Dataset items:

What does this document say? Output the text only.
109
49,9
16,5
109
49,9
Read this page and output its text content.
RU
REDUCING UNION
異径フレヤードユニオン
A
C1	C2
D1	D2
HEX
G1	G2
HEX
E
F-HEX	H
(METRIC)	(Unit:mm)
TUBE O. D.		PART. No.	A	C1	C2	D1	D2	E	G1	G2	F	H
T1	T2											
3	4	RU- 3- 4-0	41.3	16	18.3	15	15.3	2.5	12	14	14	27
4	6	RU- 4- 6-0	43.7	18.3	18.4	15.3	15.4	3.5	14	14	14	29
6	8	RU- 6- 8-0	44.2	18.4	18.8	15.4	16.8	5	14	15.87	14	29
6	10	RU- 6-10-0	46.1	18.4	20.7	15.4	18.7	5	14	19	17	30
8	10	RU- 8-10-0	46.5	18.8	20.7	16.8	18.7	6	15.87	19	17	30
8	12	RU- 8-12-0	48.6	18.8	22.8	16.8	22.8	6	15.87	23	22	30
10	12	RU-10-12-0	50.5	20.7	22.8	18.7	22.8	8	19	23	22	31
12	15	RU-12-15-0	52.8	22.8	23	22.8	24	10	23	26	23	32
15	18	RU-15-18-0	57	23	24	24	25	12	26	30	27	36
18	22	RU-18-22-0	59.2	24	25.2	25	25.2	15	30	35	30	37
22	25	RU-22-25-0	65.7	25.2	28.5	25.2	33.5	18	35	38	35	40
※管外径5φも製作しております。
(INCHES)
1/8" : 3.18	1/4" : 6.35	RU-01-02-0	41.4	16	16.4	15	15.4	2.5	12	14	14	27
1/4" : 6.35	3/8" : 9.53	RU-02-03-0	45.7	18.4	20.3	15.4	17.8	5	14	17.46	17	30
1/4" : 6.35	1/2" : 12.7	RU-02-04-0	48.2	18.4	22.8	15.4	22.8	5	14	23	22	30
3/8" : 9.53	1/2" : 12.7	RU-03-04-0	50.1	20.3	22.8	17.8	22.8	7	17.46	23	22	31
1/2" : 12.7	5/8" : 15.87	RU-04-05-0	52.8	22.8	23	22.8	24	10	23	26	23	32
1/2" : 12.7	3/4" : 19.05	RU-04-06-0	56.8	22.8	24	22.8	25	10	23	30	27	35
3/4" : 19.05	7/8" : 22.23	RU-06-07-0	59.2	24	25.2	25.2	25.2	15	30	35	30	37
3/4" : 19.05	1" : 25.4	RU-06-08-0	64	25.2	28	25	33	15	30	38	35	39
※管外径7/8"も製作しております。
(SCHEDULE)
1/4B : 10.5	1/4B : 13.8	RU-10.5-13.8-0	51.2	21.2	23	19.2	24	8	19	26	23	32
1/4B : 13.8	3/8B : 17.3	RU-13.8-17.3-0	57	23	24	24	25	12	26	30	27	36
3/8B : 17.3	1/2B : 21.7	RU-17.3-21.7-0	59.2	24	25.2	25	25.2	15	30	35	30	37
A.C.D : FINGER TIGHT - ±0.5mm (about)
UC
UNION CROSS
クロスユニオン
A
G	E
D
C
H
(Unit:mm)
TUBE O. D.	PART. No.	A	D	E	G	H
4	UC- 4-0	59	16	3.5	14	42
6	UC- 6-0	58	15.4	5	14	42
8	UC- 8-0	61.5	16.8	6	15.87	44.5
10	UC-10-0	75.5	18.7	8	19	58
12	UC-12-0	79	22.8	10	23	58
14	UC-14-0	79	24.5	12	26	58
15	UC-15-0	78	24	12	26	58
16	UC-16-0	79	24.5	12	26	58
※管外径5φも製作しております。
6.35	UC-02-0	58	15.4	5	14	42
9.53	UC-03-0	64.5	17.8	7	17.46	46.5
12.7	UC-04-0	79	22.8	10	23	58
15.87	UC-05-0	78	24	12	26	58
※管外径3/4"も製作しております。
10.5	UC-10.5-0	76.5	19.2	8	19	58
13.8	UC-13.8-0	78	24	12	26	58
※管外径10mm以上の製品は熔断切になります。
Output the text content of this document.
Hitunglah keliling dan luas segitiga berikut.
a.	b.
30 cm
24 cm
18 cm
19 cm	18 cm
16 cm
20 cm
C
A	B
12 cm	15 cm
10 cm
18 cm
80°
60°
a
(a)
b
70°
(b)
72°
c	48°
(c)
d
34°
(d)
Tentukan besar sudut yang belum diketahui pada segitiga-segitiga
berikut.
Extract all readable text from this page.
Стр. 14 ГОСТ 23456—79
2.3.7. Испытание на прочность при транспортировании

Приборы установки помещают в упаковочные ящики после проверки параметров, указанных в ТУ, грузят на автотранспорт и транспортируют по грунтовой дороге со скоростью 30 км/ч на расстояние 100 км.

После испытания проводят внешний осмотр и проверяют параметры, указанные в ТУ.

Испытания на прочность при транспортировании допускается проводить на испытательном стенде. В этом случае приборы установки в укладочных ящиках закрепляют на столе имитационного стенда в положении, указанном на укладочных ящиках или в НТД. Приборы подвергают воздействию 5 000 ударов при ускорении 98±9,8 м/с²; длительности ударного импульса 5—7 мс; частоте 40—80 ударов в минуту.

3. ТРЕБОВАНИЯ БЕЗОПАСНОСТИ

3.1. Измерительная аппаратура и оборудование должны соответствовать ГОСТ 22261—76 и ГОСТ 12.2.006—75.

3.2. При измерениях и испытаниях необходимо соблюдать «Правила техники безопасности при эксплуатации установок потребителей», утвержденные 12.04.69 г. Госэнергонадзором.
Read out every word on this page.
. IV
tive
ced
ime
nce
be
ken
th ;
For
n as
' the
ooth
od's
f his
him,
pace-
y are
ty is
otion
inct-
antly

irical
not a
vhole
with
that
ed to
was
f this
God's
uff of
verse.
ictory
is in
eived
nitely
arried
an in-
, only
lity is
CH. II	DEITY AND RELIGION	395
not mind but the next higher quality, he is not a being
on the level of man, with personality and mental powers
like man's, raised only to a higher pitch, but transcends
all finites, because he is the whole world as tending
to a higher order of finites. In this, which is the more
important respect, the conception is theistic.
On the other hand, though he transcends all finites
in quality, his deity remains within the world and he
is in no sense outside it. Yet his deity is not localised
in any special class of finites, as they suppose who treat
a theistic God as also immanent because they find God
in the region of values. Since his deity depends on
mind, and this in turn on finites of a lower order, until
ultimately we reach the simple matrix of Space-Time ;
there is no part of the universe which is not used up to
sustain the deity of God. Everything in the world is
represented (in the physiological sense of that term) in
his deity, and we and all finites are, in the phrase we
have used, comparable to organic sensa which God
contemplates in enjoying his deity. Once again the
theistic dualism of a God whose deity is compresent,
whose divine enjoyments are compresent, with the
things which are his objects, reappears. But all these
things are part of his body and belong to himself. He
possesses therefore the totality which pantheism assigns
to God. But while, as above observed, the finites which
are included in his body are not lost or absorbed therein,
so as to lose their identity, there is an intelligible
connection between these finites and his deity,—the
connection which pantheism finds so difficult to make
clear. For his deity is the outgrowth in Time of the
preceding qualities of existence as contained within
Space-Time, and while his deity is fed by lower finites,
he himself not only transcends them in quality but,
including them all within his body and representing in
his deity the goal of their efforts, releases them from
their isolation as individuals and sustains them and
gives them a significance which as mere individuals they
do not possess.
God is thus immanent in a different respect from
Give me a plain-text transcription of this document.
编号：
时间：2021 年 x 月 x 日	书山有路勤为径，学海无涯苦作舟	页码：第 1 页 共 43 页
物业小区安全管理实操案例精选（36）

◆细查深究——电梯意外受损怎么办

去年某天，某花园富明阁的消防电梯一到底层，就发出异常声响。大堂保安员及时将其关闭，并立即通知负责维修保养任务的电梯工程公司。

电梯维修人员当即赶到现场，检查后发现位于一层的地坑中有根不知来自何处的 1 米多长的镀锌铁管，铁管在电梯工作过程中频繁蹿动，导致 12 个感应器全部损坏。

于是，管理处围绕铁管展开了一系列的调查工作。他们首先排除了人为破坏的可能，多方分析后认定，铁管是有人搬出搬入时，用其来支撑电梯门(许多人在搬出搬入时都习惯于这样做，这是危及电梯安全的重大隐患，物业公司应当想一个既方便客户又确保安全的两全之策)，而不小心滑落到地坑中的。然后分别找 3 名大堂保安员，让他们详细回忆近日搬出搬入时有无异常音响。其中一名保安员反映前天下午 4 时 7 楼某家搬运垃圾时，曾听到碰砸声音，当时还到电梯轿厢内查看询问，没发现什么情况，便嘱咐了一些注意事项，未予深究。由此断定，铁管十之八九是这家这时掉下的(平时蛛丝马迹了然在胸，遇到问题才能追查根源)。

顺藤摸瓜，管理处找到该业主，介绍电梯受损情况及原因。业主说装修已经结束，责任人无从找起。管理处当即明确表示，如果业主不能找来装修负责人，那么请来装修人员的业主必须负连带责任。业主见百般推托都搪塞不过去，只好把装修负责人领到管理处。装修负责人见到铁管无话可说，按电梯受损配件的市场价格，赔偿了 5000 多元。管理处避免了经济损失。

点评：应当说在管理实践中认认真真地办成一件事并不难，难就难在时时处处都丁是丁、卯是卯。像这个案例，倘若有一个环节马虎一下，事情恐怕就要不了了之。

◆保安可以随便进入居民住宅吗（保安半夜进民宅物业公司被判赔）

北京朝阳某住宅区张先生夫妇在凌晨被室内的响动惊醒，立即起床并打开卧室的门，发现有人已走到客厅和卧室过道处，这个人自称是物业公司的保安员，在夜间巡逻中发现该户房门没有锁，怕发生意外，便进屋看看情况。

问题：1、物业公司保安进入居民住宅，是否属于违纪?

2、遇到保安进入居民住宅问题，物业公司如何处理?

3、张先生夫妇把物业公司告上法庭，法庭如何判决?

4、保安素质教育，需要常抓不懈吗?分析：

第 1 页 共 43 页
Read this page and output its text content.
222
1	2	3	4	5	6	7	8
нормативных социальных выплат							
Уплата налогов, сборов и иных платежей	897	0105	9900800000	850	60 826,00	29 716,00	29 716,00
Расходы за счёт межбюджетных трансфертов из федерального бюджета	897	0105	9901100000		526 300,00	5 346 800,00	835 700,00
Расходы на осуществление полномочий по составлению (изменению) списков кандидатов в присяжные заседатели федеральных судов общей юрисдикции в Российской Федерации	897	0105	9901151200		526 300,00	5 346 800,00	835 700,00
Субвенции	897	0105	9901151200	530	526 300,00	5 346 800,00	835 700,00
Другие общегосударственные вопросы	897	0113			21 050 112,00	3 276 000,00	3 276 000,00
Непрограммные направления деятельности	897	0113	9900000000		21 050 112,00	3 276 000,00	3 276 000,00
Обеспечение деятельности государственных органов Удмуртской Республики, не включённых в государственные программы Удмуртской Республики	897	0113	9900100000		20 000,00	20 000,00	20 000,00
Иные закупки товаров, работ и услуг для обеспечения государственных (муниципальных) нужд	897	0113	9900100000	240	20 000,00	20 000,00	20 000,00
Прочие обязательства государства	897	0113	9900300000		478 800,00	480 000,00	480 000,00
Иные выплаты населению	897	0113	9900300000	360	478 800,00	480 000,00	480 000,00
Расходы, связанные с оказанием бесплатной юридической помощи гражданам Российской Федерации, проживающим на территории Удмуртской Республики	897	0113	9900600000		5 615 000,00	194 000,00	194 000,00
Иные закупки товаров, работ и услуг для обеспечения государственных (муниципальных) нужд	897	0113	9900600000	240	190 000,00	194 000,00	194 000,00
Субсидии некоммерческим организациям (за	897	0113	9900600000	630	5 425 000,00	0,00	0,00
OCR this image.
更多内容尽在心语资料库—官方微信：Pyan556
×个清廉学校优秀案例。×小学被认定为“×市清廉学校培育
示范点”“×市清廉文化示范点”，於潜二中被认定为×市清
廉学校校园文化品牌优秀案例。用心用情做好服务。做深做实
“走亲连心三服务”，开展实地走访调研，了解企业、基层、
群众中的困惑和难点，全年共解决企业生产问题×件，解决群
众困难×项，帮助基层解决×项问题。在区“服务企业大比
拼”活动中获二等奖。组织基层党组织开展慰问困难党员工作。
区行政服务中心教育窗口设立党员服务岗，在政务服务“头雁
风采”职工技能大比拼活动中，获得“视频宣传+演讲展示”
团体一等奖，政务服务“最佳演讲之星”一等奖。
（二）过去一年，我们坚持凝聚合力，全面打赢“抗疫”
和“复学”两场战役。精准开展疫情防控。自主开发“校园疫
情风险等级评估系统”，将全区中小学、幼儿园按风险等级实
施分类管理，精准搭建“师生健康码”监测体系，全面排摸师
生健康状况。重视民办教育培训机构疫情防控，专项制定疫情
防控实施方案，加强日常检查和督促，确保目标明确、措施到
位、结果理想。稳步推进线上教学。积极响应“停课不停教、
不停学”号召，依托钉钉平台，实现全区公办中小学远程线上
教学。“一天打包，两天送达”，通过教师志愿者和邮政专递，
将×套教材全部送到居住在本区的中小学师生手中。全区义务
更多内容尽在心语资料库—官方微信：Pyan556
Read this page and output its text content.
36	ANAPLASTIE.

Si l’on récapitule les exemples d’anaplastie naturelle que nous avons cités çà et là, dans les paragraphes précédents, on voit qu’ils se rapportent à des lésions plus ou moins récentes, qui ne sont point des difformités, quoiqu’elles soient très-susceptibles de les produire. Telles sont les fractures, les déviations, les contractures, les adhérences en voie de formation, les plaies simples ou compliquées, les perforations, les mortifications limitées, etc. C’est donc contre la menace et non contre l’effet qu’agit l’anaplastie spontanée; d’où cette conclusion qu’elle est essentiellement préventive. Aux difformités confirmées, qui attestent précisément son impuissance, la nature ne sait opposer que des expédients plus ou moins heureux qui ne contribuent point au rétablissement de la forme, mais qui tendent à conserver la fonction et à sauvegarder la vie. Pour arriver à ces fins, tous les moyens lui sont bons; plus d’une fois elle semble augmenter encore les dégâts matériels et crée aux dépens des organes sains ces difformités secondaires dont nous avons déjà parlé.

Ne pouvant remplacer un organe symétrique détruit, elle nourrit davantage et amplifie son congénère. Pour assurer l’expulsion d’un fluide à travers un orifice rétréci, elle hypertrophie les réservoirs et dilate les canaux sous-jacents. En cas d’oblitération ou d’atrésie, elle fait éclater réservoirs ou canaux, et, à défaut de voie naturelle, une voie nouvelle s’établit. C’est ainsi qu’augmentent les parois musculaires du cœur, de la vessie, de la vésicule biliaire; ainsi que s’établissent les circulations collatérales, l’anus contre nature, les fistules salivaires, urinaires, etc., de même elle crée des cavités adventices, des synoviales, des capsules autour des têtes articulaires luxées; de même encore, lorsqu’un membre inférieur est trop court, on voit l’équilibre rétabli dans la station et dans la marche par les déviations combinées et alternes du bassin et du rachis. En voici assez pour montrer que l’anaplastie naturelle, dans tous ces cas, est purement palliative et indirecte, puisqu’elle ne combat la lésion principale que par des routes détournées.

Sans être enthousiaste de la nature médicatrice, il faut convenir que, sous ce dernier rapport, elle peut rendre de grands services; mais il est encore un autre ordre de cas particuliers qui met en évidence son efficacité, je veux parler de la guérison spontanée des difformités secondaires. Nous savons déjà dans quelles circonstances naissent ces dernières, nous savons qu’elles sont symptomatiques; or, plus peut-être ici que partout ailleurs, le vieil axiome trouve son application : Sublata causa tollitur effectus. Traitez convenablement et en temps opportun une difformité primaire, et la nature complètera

**Brief**.
Check each line above for the string "работ" and report how many lines have it, giving only the number.

**The reply**.
2